● The problem:
Update the entries below by replacing every "sidebar-item-label" with "menu-item-label", changing nothing else. Leave the pictures out of your answer.

Layout element entries
_ _ _
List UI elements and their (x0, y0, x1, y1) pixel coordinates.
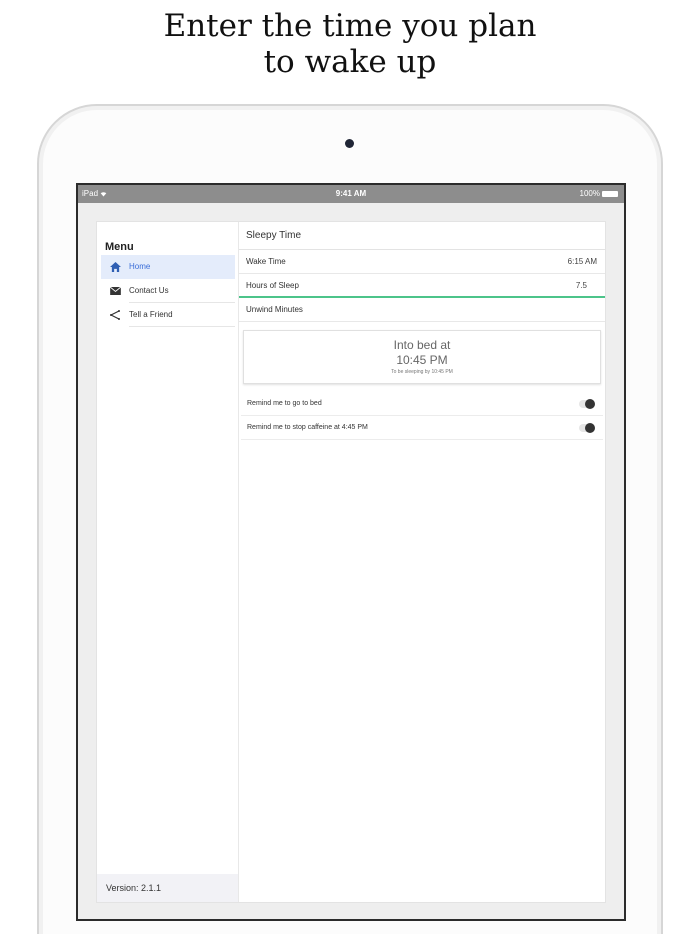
sidebar: Menu Home Contact Us Tell a Friend Versi… (97, 222, 239, 902)
sidebar-item-label: Tell a Friend (129, 303, 235, 327)
headline-line-2: to wake up (263, 44, 437, 80)
version-label: Version: 2.1.1 (97, 874, 238, 902)
mail-icon (101, 287, 129, 295)
menu-list: Home Contact Us Tell a Friend (101, 255, 235, 327)
headline-line-1: Enter the time you plan (163, 8, 537, 44)
camera-icon (345, 139, 354, 148)
share-icon (101, 310, 129, 320)
device-screen: iPad 9:41 AM 100% Menu Home Contact Us T… (76, 183, 626, 921)
toggle-knob (585, 423, 595, 433)
app-window: Menu Home Contact Us Tell a Friend Versi… (96, 221, 606, 903)
headline: Enter the time you plan to wake up (0, 8, 700, 80)
sidebar-item-contact-us[interactable]: Contact Us (101, 279, 235, 303)
remind-caffeine-row: Remind me to stop caffeine at 4:45 PM (241, 416, 603, 440)
result-time: 10:45 PM (396, 353, 448, 367)
hours-of-sleep-label: Hours of Sleep (246, 281, 299, 290)
unwind-minutes-label: Unwind Minutes (246, 305, 303, 314)
result-subtitle: To be sleeping by 10:45 PM (391, 369, 453, 375)
wake-time-value: 6:15 AM (567, 257, 597, 266)
result-title: Into bed at (393, 338, 451, 352)
wake-time-label: Wake Time (246, 257, 286, 266)
sidebar-item-tell-a-friend[interactable]: Tell a Friend (101, 303, 235, 327)
remind-bed-row: Remind me to go to bed (241, 392, 603, 416)
sidebar-item-home[interactable]: Home (101, 255, 235, 279)
wake-time-field[interactable]: Wake Time 6:15 AM (239, 250, 605, 274)
sidebar-item-label: Home (129, 262, 151, 271)
unwind-minutes-field[interactable]: Unwind Minutes (239, 298, 605, 322)
status-time: 9:41 AM (335, 189, 367, 198)
remind-caffeine-toggle[interactable] (579, 423, 595, 433)
status-battery-text: 100% (579, 189, 600, 198)
hours-of-sleep-field[interactable]: Hours of Sleep 7.5 (239, 274, 605, 298)
sidebar-item-label: Contact Us (129, 279, 235, 303)
hours-of-sleep-value: 7.5 (575, 281, 587, 290)
home-icon (101, 262, 129, 272)
menu-title: Menu (105, 241, 134, 253)
remind-caffeine-label: Remind me to stop caffeine at 4:45 PM (247, 424, 368, 431)
toggle-knob (585, 399, 595, 409)
status-bar: iPad 9:41 AM 100% (78, 185, 624, 203)
page-title: Sleepy Time (239, 222, 605, 250)
main-content: Sleepy Time Wake Time 6:15 AM Hours of S… (239, 222, 605, 902)
remind-bed-toggle[interactable] (579, 399, 595, 409)
bedtime-result-card: Into bed at 10:45 PM To be sleeping by 1… (243, 330, 601, 384)
battery-icon (602, 191, 618, 197)
remind-bed-label: Remind me to go to bed (247, 400, 322, 407)
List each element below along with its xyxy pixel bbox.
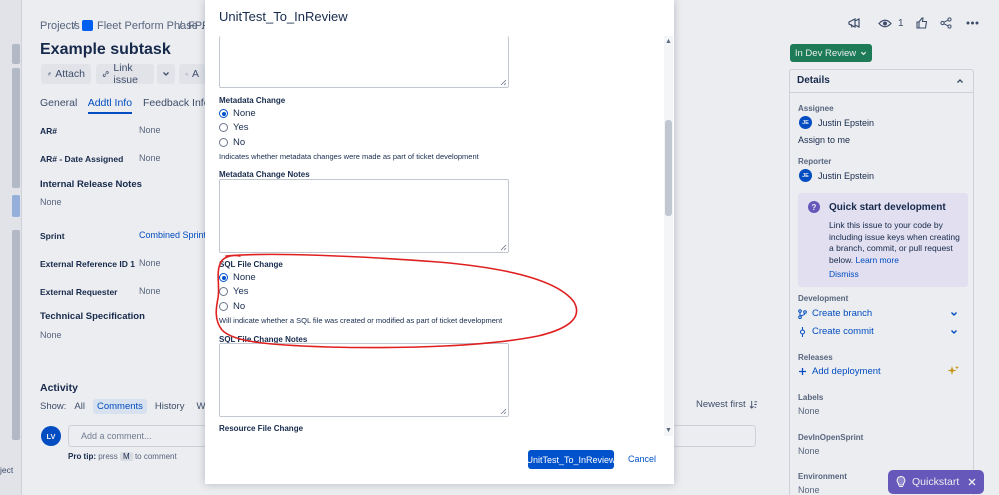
_ _ _
● Result of this exercise:
List UI elements and their (x0, y0, x1, y1) pixel coordinates.
sidebar: Menu Home Contact Us Tell a Friend Versi… (97, 222, 239, 902)
menu-item-label: Tell a Friend (129, 303, 235, 327)
headline-line-2: to wake up (263, 44, 437, 80)
version-label: Version: 2.1.1 (97, 874, 238, 902)
mail-icon (101, 287, 129, 295)
menu-list: Home Contact Us Tell a Friend (101, 255, 235, 327)
headline-line-1: Enter the time you plan (163, 8, 537, 44)
camera-icon (345, 139, 354, 148)
share-icon (101, 310, 129, 320)
device-screen: iPad 9:41 AM 100% Menu Home Contact Us T… (76, 183, 626, 921)
toggle-knob (585, 423, 595, 433)
app-window: Menu Home Contact Us Tell a Friend Versi… (96, 221, 606, 903)
headline: Enter the time you plan to wake up (0, 8, 700, 80)
sidebar-item-contact-us[interactable]: Contact Us (101, 279, 235, 303)
remind-caffeine-row: Remind me to stop caffeine at 4:45 PM (241, 416, 603, 440)
result-time: 10:45 PM (396, 353, 448, 367)
hours-of-sleep-label: Hours of Sleep (246, 281, 299, 290)
unwind-minutes-label: Unwind Minutes (246, 305, 303, 314)
result-subtitle: To be sleeping by 10:45 PM (391, 369, 453, 375)
wake-time-value: 6:15 AM (567, 257, 597, 266)
result-title: Into bed at (393, 338, 451, 352)
wake-time-label: Wake Time (246, 257, 286, 266)
sidebar-item-tell-a-friend[interactable]: Tell a Friend (101, 303, 235, 327)
remind-bed-row: Remind me to go to bed (241, 392, 603, 416)
sidebar-item-home[interactable]: Home (101, 255, 235, 279)
wake-time-field[interactable]: Wake Time 6:15 AM (239, 250, 605, 274)
menu-item-label: Home (129, 262, 151, 271)
unwind-minutes-field[interactable]: Unwind Minutes (239, 298, 605, 322)
status-time: 9:41 AM (335, 189, 367, 198)
remind-caffeine-toggle[interactable] (579, 423, 595, 433)
status-battery-text: 100% (579, 189, 600, 198)
hours-of-sleep-field[interactable]: Hours of Sleep 7.5 (239, 274, 605, 298)
menu-item-label: Contact Us (129, 279, 235, 303)
hours-of-sleep-value: 7.5 (575, 281, 587, 290)
home-icon (101, 262, 129, 272)
menu-title: Menu (105, 241, 134, 253)
remind-caffeine-label: Remind me to stop caffeine at 4:45 PM (247, 424, 368, 431)
toggle-knob (585, 399, 595, 409)
status-bar: iPad 9:41 AM 100% (78, 185, 624, 203)
page-title: Sleepy Time (239, 222, 605, 250)
main-content: Sleepy Time Wake Time 6:15 AM Hours of S… (239, 222, 605, 902)
remind-bed-toggle[interactable] (579, 399, 595, 409)
bedtime-result-card: Into bed at 10:45 PM To be sleeping by 1… (243, 330, 601, 384)
battery-icon (602, 191, 618, 197)
remind-bed-label: Remind me to go to bed (247, 400, 322, 407)
List each element below along with its xyxy pixel bbox.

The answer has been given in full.